--- BEGIN EXTRACTED DATA ---

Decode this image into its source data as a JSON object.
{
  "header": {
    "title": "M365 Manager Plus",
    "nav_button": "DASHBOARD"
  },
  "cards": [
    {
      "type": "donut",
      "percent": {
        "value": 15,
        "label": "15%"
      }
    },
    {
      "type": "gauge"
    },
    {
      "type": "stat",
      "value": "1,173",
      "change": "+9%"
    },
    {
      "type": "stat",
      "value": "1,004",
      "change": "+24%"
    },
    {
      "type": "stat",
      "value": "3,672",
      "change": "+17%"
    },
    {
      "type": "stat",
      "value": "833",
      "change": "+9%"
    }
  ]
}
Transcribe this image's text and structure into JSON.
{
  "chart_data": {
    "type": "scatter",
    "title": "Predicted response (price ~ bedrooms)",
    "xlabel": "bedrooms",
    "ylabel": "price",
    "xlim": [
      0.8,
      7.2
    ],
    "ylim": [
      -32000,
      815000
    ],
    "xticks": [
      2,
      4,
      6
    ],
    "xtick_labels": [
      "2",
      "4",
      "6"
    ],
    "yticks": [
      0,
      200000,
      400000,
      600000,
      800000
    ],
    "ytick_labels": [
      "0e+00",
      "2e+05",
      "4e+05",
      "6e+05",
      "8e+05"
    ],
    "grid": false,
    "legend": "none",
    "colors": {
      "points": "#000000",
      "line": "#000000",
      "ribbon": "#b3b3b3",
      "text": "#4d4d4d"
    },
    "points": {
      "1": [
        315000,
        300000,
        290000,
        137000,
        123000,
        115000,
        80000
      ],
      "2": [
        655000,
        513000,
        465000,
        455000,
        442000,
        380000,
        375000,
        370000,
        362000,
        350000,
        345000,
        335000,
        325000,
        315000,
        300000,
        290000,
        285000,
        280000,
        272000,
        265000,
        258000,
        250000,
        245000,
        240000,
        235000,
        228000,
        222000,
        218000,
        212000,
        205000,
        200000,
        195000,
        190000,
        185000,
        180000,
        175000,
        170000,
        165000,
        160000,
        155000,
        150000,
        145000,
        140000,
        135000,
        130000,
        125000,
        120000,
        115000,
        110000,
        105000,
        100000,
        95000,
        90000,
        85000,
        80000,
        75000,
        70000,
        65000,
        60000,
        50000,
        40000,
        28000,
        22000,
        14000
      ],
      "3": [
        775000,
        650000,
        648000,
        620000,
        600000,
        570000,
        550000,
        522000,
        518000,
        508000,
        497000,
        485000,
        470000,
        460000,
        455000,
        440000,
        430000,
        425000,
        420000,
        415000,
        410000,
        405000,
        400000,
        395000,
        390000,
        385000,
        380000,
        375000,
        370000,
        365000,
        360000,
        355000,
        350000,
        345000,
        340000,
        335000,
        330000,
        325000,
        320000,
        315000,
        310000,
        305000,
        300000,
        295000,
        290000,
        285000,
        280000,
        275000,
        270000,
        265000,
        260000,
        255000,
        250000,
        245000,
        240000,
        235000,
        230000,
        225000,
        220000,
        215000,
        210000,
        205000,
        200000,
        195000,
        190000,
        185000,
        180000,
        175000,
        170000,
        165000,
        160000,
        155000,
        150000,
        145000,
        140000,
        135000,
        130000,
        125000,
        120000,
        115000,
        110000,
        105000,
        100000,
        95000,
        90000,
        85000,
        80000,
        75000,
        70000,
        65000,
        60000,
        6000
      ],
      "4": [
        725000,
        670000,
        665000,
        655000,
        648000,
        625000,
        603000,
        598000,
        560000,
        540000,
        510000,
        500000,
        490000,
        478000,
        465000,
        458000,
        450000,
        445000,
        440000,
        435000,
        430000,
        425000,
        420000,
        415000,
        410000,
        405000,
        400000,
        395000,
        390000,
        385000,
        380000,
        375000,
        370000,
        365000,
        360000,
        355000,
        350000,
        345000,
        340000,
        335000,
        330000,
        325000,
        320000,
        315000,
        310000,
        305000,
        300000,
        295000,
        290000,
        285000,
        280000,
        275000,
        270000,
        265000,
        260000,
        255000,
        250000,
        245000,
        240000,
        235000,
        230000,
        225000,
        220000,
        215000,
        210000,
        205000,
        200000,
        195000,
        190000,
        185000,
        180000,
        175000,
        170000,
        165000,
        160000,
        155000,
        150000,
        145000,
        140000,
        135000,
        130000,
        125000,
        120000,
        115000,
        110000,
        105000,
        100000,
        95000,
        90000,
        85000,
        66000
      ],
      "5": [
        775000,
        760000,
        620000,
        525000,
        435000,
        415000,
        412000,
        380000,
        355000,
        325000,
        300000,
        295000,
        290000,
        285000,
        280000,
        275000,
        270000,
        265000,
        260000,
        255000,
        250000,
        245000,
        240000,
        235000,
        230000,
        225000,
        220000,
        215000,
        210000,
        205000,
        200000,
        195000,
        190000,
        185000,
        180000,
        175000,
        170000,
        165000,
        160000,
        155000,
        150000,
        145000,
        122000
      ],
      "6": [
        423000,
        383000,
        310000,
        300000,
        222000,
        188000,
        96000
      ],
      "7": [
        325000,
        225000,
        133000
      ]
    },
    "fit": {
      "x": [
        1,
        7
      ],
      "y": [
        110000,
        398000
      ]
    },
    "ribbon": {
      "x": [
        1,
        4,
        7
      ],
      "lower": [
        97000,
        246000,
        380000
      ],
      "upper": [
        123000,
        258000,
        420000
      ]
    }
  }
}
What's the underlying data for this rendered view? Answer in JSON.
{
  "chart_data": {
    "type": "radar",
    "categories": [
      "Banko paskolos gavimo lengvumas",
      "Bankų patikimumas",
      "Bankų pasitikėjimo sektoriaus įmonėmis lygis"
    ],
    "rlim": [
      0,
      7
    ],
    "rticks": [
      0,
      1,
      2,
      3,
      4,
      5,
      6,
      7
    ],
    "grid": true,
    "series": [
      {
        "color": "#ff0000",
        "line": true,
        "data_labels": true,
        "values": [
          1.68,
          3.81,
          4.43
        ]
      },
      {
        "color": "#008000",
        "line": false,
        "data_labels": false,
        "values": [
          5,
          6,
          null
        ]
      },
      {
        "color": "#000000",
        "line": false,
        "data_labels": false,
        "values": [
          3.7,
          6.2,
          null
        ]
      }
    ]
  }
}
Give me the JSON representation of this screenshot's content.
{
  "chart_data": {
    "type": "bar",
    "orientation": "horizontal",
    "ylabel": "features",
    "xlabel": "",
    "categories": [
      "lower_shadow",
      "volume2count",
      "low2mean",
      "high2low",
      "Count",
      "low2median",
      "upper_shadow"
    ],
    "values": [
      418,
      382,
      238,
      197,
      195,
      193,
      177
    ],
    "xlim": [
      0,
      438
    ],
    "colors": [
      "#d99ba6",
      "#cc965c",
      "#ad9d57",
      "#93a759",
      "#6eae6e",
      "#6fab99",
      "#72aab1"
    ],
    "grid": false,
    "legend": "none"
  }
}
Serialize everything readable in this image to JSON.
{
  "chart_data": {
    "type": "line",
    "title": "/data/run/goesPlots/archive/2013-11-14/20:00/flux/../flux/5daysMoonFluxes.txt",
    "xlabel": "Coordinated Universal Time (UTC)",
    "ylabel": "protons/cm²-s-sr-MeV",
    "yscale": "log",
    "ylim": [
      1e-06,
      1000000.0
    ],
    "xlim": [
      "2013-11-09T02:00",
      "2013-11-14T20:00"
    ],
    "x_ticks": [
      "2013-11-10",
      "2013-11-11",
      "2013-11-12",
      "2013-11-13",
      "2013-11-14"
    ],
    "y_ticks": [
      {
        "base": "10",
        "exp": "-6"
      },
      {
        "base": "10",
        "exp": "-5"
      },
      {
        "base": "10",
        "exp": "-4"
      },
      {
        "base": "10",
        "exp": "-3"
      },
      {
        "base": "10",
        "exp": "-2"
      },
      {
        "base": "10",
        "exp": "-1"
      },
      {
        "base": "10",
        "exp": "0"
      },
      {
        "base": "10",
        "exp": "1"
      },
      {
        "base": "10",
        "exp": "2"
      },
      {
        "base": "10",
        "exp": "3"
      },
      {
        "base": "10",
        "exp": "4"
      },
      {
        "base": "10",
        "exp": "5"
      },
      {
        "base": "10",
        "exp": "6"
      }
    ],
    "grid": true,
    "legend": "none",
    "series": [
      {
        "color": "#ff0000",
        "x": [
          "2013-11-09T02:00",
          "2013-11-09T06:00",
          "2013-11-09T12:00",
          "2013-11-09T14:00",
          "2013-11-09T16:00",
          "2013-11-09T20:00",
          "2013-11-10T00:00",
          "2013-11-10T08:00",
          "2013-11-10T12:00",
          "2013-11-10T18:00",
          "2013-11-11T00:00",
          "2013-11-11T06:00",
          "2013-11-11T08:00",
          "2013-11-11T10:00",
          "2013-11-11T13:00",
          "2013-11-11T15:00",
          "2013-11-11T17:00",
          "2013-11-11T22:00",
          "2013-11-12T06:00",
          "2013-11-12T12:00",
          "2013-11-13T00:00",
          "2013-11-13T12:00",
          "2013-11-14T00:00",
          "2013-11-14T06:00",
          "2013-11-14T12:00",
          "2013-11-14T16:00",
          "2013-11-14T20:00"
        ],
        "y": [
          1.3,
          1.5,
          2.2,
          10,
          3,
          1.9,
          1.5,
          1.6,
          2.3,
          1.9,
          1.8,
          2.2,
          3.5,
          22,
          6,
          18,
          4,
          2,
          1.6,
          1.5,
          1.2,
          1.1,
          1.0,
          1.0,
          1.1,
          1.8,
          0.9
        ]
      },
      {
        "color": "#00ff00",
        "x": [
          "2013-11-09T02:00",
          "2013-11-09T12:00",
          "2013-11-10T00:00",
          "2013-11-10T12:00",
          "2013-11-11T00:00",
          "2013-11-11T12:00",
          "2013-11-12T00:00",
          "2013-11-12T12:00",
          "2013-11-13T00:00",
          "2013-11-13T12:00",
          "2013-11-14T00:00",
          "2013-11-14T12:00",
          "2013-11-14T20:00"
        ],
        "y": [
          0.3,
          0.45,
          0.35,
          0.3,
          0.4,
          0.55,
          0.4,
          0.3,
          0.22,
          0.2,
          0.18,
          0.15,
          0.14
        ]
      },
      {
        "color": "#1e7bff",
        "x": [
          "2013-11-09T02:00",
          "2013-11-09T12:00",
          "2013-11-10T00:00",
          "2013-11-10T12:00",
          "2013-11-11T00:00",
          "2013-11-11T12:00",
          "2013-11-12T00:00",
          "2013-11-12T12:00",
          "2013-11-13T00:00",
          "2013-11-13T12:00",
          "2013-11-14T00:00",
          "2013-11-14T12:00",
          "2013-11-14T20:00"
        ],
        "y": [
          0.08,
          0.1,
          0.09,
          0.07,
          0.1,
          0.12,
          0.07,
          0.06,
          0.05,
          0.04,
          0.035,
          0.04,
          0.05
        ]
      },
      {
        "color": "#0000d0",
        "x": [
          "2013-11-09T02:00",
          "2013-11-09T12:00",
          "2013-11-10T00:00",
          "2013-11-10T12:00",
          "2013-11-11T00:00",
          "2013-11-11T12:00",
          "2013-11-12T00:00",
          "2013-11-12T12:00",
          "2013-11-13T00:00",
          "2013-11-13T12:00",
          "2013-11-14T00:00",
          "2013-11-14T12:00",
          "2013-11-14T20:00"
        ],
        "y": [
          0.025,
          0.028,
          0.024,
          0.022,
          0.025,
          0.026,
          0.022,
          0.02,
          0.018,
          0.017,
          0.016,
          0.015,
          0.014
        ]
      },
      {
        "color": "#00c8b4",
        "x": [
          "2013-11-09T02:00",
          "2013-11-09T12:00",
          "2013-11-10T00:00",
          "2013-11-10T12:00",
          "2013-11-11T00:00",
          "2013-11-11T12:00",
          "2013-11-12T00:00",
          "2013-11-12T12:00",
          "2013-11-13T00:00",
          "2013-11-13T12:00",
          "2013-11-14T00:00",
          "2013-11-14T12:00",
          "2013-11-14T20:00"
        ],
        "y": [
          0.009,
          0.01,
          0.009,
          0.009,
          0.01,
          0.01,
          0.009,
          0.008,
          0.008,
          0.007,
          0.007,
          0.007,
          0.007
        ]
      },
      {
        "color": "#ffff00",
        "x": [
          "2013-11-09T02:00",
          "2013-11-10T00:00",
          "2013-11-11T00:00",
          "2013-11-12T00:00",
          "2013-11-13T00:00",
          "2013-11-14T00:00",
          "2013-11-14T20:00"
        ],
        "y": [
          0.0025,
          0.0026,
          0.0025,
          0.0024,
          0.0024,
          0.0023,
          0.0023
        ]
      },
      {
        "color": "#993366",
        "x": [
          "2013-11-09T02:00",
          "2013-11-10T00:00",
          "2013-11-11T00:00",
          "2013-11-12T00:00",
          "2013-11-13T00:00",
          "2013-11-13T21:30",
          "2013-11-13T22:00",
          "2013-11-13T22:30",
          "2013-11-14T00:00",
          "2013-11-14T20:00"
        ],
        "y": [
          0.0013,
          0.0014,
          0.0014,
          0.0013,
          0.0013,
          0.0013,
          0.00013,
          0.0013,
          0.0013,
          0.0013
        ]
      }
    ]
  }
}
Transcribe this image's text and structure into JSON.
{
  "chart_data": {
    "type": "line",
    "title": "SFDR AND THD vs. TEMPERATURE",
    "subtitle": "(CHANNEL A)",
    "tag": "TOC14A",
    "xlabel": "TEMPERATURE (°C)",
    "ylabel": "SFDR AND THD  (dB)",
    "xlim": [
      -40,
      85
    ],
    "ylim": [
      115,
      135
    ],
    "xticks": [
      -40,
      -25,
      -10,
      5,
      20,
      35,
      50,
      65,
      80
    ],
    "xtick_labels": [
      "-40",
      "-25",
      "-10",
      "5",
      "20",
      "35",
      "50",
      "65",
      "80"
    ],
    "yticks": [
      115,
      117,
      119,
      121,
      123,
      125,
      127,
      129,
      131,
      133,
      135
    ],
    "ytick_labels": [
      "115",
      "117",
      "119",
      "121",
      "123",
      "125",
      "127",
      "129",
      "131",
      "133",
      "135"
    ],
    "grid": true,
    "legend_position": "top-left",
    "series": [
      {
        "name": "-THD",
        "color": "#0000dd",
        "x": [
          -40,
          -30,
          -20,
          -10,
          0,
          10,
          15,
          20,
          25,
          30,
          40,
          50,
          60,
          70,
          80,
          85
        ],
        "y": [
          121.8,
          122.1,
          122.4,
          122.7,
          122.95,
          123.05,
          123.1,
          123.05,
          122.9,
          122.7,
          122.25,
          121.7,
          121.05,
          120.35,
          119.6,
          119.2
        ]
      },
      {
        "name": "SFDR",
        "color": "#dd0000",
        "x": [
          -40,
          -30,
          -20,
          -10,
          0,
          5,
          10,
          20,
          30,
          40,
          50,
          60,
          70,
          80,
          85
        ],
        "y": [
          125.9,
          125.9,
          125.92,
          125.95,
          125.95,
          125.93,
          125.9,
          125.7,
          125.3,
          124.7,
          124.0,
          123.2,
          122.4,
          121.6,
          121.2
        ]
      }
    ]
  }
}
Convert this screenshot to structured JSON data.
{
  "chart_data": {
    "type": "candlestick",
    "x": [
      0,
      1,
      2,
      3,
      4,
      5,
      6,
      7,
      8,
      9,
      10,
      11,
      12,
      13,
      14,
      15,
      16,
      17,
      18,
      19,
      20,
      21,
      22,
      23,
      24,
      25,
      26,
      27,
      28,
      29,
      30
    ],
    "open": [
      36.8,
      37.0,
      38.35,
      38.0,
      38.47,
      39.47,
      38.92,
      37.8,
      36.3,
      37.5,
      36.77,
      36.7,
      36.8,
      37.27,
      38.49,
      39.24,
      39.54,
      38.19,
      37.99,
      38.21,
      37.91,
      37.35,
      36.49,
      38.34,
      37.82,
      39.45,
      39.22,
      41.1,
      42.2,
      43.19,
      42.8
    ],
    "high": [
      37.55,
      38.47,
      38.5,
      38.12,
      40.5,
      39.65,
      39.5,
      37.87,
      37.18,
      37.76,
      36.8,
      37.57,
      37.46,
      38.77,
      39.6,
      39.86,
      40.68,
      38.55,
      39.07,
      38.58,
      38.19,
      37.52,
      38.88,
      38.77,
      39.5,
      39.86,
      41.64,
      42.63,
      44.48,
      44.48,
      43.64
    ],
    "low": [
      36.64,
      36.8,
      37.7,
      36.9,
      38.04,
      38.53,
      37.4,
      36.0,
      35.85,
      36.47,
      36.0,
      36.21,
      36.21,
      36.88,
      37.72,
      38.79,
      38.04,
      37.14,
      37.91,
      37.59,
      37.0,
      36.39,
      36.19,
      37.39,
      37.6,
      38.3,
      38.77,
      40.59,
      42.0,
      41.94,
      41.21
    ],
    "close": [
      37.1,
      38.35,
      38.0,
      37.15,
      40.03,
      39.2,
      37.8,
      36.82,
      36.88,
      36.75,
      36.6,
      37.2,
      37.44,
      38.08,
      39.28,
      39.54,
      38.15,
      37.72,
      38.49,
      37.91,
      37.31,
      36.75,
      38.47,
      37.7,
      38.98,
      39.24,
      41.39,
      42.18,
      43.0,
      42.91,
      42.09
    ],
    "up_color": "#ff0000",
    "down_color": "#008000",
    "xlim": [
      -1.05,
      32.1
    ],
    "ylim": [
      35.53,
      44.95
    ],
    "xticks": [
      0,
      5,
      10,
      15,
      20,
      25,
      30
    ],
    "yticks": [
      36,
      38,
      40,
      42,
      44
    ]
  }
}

--- END EXTRACTED DATA ---

→ **GIVEN EXERCISE**
Extract from the data every line where "bedrooms" shows up.

→ **TASK SOLUTION**
    "title": "Predicted response (price ~ bedrooms)",
    "xlabel": "bedrooms",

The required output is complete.